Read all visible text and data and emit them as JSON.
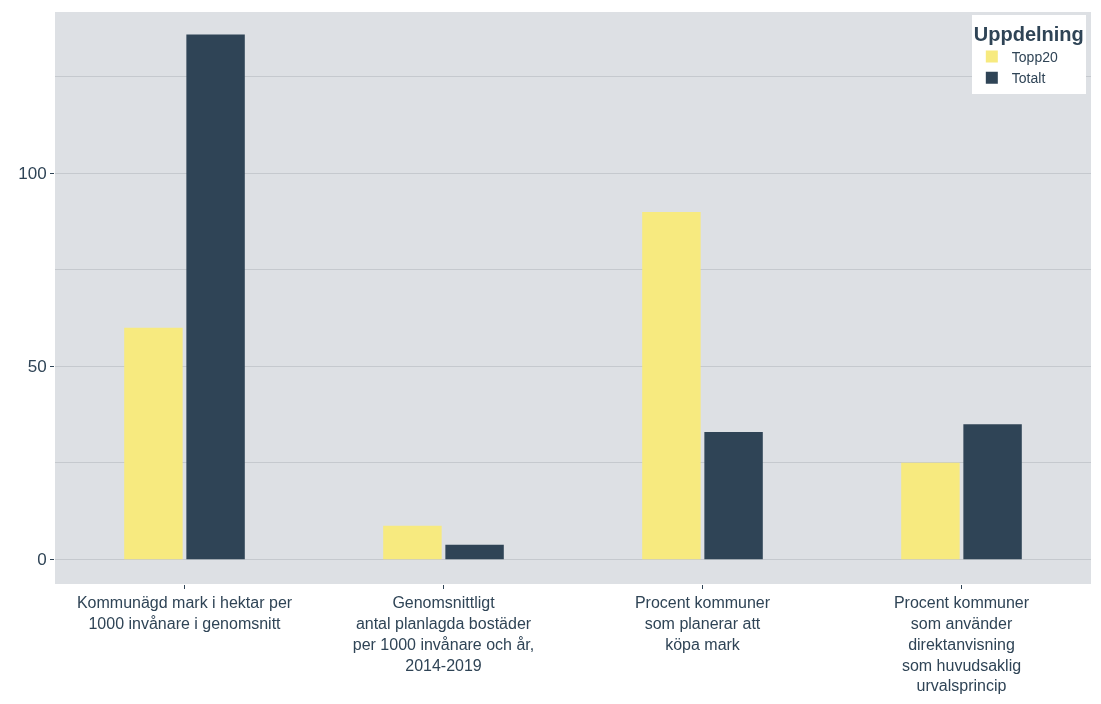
{
  "chart_data": {
    "type": "bar",
    "categories": [
      "Kommunägd mark i hektar per\n1000 invånare i genomsnitt",
      "Genomsnittligt\nantal planlagda bostäder\nper 1000 invånare och år,\n2014-2019",
      "Procent kommuner\nsom planerar att\nköpa mark",
      "Procent kommuner\nsom använder\ndirektanvisning\nsom huvudsaklig\nurvalsprincip"
    ],
    "series": [
      {
        "name": "Topp20",
        "color": "#f7ea7f",
        "values": [
          60,
          8.7,
          90,
          25
        ]
      },
      {
        "name": "Totalt",
        "color": "#2f4456",
        "values": [
          136,
          3.8,
          33,
          35
        ]
      }
    ],
    "ylim": [
      -6.4,
      141.8
    ],
    "yticks": [
      0,
      {
        "value": 25,
        "label": null
      },
      50,
      {
        "value": 75,
        "label": null
      },
      100,
      {
        "value": 125,
        "label": null
      }
    ],
    "grid": "y",
    "legend": "top right",
    "legend_title": "Uppdelning"
  }
}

::::::

● WORK ORDER
Which of the lines above include the word "invånare"? Copy each of them.

● RESPONSE TO THIS EXERCISE
      "Kommunägd mark i hektar per\n1000 invånare i genomsnitt",
      "Genomsnittligt\nantal planlagda bostäder\nper 1000 invånare och år,\n2014-2019",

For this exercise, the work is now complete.